* [Requirements]: Search the data for the word "根据地图和其他资料". Reproduce every line where it is found.
--
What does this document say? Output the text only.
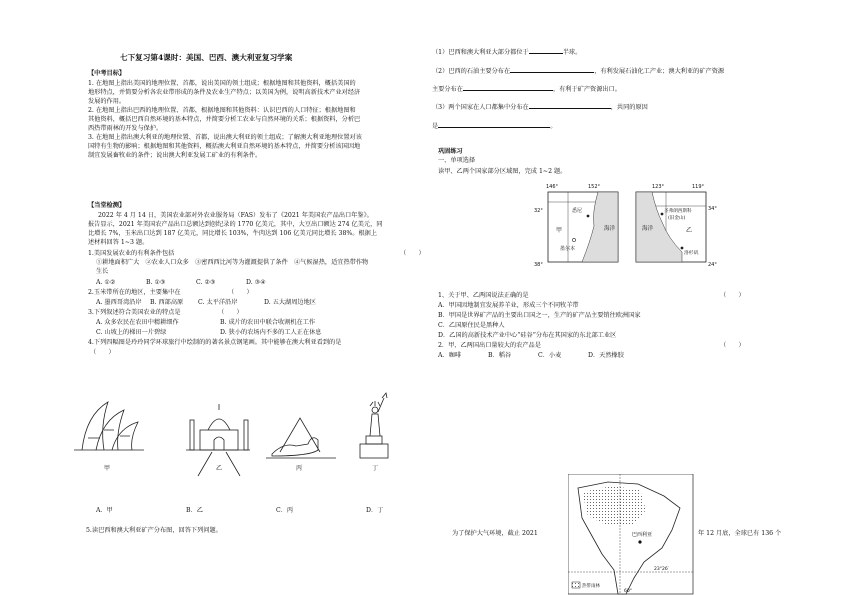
七下复习第4课时：美国、巴西、澳大利亚复习学案
【中考目标】
1. 在地图上指出美国的地理位置、首都，说出美国的领土组成；根据地图和其他资料，概括美国的
地形特点，并简要分析各农业带形成的条件及农业生产特点；以美国为例，说明高新技术产业对经济
发展的作用。
2. 在地图上指出巴西的地理位置、首都，根据地图和其他资料：认识巴西的人口特征；根据地图和
其他资料，概括巴西自然环境的基本特点，并简要分析工农业与自然环境的关系；根据资料，分析巴
西热带雨林的开发与保护。
3. 在地图上指出澳大利亚的地理位置、首都，说出澳大利亚的领土组成；了解澳大利亚地理位置对该
国特有生物的影响；根据地图和其他资料，概括澳大利亚自然环境的基本特点，并简要分析该国因地
制宜发展畜牧业的条件；说出澳大利亚发展工矿业的有利条件。
【当堂检测】
2022 年 4 月 14 日，美国农业部对外农业服务局（FAS）发布了《2021 年美国农产品出口年鉴》。
报告显示，2021 年美国农产品出口总额达到创纪录的 1770 亿美元，其中，大豆出口额达 274 亿美元，同
比增长 7%，玉米出口达到 187 亿美元，同比增长 103%，牛肉达到 106 亿美元同比增长 38%。根据上
述材料回答 1~3 题。
1.美国发展农业的有利条件包括	（　　）
①耕地面积广大　②农业人口众多　③密西西比河等为灌溉提供了条件　④气候湿热，适宜热带作物
生长
A. ①②	B. ①③	C. ②③	D. ③④
2.玉米带所在的地区，主要集中在	（　　）
A. 墨西哥湾沿岸 B. 西部高原 C. 太平洋沿岸	D. 五大湖周边地区
3.下列叙述符合美国农业的特点是	（　　）
A. 众多农民在农田中精耕细作	B. 成片的农田中联合收割机在工作
C. 山坡上的梯田一片碧绿	D. 狭小的农场内不多的工人正在休息
4.下列四幅图是玲玲同学环球旅行中绘制的的著名景点钢笔画。其中能够在澳大利亚看到的是
（　　）
甲	乙	丙	丁
A．甲	B．乙	C．丙	D．丁
5.读巴西和澳大利亚矿产分布图，回答下列问题。
（1）巴西和澳大利亚大部分都位于	半球。
（2）巴西的石油主要分布在	，有利发展石油化工产业；澳大利亚的矿产资源
主要分布在	，有利于矿产资源出口。
（3）两个国家在人口都集中分布在	，共同的原因
是	。
巩固练习
一、单项选择
读甲、乙两个国家部分区域图，完成 1~2 题。
146°	152°
32°
38°
悉尼
墨尔本
甲	海洋
123°	119°
34°
24°
圣弗朗西斯科
(旧金山)
洛杉矶
乙
海洋
1、关于甲、乙两国说法正确的是	（　　）
A．甲国因地制宜发展养羊业，形成三个不同牧羊带
B．甲国是世界矿产品的主要出口国之一，生产的矿产品主要销往欧洲国家
C．乙国原住民是黑种人
D．乙国的高新技术产业中心“硅谷”分布在其国家的东北部工业区
2．甲、乙两国出口量较大的农产品是	（　　）
A．咖啡	B．稻谷	C．小麦	D．天然橡胶
巴西利亚
23°26′
60°
热带雨林
为了保护大气环境，截止 2021	年 12 月底，全球已有 136 个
--
* [Problem solution]:
1. 在地图上指出美国的地理位置、首都，说出美国的领土组成；根据地图和其他资料，概括美国的
2. 在地图上指出巴西的地理位置、首都，根据地图和其他资料：认识巴西的人口特征；根据地图和
国特有生物的影响；根据地图和其他资料，概括澳大利亚自然环境的基本特点，并简要分析该国因地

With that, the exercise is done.